**EXERCISE:** Copy out the lines that have "Latin" in them.

■ ■ ■ ■

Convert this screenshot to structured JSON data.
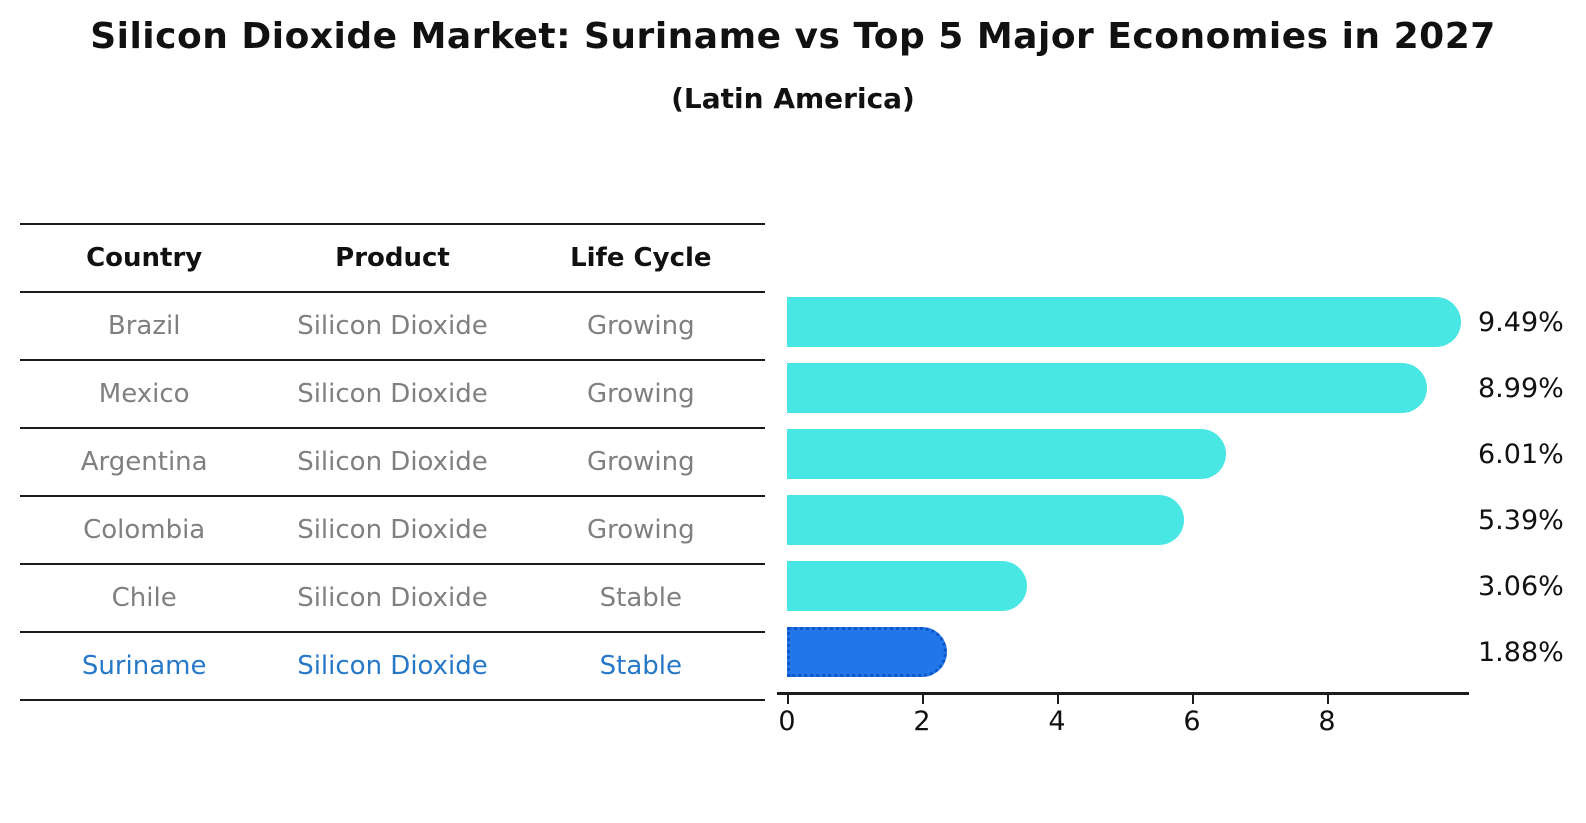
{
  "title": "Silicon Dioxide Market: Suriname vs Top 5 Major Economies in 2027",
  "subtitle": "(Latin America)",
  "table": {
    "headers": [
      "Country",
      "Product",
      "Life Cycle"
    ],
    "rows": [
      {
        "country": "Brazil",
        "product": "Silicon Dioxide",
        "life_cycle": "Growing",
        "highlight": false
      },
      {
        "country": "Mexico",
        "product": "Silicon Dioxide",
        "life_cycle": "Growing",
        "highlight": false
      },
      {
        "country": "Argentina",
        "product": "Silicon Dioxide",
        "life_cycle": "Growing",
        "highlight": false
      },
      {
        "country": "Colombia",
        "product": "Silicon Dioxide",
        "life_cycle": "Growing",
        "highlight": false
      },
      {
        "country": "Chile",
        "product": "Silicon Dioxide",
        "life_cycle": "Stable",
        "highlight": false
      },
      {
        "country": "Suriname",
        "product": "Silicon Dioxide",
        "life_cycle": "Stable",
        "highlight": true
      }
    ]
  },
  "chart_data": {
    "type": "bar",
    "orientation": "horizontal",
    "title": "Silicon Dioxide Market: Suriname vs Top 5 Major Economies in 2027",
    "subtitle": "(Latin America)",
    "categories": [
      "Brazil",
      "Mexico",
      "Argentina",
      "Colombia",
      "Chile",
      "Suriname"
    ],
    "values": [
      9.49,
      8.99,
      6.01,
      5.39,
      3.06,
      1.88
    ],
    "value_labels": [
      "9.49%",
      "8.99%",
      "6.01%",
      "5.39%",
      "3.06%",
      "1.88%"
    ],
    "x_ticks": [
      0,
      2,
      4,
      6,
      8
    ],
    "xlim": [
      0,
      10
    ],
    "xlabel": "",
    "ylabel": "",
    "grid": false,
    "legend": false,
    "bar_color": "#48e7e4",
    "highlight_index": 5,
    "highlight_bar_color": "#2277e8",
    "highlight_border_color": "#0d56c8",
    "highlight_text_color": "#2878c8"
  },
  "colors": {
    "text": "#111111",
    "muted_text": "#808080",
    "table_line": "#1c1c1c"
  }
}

■ ■ ■ ■

**EXERCISE OUTPUT:**
  "subtitle": "(Latin America)",
    "subtitle": "(Latin America)",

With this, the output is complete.